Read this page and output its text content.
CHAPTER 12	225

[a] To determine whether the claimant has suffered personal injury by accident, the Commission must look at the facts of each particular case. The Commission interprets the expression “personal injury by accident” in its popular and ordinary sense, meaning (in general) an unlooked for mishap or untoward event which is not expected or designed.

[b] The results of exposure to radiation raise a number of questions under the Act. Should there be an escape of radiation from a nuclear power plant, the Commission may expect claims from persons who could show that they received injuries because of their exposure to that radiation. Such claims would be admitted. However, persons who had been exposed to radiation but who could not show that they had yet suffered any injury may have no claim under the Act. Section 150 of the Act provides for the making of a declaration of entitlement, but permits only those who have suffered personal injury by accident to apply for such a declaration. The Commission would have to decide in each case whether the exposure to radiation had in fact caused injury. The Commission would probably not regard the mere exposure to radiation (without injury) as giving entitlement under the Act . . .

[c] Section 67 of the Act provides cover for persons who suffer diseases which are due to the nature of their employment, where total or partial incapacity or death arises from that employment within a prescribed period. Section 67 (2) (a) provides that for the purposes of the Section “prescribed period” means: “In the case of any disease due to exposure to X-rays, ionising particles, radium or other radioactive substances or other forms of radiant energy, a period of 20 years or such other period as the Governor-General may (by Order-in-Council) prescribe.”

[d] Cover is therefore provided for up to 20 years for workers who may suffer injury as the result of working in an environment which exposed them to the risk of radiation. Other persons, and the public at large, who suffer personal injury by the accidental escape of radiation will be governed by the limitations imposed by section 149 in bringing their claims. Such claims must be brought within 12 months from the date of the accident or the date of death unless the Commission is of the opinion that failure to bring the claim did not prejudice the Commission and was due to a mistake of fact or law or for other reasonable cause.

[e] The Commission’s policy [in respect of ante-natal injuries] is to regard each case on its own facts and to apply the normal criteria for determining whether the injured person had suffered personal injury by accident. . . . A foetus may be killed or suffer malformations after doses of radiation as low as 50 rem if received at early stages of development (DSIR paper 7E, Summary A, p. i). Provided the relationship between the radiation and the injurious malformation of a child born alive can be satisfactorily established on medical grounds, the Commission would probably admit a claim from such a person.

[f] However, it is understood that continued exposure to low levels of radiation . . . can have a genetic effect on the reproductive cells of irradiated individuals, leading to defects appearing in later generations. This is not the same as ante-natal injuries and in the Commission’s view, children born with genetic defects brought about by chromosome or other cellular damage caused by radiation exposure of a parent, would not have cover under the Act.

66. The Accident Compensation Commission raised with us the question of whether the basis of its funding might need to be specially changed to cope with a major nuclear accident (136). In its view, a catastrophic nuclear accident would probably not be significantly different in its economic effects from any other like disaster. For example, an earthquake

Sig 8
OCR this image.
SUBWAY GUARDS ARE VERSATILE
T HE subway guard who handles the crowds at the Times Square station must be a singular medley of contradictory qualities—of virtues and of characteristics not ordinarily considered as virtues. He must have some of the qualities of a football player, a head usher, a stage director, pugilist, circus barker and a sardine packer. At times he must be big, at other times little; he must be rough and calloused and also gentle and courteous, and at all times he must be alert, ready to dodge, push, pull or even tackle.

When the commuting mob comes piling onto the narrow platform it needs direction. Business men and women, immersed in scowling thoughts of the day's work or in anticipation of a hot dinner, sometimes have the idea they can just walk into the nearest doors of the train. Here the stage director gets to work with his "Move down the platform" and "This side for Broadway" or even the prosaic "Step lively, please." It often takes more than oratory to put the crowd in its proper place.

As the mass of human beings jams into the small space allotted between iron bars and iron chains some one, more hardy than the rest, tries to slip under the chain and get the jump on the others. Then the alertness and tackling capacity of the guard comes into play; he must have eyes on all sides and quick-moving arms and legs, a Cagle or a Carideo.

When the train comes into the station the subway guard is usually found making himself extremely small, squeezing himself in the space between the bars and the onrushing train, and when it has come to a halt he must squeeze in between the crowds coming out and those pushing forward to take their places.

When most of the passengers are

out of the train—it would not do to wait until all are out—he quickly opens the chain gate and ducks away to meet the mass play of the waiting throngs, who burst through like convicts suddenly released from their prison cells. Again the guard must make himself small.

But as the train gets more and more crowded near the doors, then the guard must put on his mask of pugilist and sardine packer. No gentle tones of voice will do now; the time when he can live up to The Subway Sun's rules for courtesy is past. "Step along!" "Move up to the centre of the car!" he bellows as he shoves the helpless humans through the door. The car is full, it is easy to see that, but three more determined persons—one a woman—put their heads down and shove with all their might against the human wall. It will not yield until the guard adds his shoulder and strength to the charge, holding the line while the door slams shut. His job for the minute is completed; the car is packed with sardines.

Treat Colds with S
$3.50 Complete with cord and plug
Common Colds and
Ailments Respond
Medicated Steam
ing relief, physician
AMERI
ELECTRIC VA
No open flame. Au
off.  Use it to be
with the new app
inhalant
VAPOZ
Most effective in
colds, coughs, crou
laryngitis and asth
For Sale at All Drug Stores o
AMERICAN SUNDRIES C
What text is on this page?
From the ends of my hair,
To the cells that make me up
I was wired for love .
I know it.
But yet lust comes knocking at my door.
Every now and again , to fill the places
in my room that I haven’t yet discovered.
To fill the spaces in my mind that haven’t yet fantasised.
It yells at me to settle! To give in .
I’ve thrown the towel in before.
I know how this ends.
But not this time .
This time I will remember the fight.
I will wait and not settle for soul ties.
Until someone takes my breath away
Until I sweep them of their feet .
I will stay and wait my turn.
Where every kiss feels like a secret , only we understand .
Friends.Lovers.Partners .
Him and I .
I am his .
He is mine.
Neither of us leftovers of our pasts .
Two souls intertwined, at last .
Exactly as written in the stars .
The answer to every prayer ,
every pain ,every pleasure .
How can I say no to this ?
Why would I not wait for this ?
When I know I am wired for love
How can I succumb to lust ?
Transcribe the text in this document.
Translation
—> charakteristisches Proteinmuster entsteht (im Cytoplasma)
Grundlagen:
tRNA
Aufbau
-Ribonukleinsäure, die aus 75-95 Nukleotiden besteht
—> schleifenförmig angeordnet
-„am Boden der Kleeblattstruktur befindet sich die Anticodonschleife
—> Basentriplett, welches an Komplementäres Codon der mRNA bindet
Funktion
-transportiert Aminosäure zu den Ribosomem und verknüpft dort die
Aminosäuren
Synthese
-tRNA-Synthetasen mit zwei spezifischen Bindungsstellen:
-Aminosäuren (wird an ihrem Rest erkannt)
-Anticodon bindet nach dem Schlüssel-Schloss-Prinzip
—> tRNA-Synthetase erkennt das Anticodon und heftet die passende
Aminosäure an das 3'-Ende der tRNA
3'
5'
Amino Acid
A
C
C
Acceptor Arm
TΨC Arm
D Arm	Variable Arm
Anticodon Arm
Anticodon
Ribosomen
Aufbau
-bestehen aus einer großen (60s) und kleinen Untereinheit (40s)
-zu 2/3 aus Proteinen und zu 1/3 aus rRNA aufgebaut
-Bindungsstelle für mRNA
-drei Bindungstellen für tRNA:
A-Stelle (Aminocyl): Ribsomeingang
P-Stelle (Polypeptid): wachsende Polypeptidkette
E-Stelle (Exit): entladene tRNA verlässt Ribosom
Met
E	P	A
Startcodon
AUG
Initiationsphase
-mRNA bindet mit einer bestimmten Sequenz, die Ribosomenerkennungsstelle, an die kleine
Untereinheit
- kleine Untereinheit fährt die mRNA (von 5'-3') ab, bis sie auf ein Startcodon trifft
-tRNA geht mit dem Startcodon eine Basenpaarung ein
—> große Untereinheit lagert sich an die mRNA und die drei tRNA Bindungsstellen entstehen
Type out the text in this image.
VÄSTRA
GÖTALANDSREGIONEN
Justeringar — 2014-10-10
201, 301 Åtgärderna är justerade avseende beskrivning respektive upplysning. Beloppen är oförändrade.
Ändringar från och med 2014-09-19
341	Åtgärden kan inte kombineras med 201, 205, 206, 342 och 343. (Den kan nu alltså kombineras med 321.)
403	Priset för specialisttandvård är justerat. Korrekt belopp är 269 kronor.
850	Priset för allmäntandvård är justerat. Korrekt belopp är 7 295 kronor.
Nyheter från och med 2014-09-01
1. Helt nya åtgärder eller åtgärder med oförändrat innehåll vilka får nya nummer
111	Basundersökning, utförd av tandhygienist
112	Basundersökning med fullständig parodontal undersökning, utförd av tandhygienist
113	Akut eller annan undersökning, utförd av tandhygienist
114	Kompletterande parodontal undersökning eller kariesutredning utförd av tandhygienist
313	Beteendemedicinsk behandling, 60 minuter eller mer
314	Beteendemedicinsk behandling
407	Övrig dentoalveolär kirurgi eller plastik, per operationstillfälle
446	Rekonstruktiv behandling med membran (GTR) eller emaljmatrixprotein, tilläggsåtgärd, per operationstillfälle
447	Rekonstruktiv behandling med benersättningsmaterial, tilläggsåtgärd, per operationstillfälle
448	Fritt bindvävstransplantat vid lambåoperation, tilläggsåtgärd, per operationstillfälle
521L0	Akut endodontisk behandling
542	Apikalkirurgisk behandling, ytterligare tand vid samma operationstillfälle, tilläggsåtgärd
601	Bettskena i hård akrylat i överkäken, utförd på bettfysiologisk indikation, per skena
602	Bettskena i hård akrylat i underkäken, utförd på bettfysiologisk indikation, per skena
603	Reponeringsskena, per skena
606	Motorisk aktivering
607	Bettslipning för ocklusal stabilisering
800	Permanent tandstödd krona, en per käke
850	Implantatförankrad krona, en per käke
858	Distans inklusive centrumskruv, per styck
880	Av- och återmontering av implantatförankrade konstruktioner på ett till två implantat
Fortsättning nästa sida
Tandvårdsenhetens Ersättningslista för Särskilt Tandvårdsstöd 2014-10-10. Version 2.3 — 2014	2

> Aim of the exercise
Of the lines above, show those in which "indikation" appears.

> Output of the task
601	Bettskena i hård akrylat i överkäken, utförd på bettfysiologisk indikation, per skena
602	Bettskena i hård akrylat i underkäken, utförd på bettfysiologisk indikation, per skena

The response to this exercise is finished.